*What to produce*: Review the lines that follow and copy each one that contains the word "colors".

========

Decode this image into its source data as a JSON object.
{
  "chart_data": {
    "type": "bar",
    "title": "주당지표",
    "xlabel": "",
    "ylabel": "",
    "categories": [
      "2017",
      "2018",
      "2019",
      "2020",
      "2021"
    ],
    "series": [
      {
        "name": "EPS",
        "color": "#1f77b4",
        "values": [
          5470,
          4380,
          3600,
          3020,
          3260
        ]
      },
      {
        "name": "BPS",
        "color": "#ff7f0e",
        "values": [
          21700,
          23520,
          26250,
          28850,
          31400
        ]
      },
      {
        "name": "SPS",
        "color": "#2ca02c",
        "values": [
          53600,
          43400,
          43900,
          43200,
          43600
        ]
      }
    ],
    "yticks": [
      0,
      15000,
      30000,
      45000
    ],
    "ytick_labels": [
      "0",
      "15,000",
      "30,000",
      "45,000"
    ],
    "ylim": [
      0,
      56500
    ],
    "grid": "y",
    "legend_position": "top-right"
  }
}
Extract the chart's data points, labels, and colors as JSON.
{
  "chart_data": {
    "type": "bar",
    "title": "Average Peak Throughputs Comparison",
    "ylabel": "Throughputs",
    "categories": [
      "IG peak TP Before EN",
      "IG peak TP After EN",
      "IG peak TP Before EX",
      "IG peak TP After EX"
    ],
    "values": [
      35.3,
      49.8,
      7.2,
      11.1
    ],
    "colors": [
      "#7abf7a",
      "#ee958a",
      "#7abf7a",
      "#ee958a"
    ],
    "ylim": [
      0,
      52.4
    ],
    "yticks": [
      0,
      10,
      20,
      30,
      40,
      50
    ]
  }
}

========

*Answer for this exercise*:
Extract the chart's data points, labels, and colors as JSON.
    "colors": [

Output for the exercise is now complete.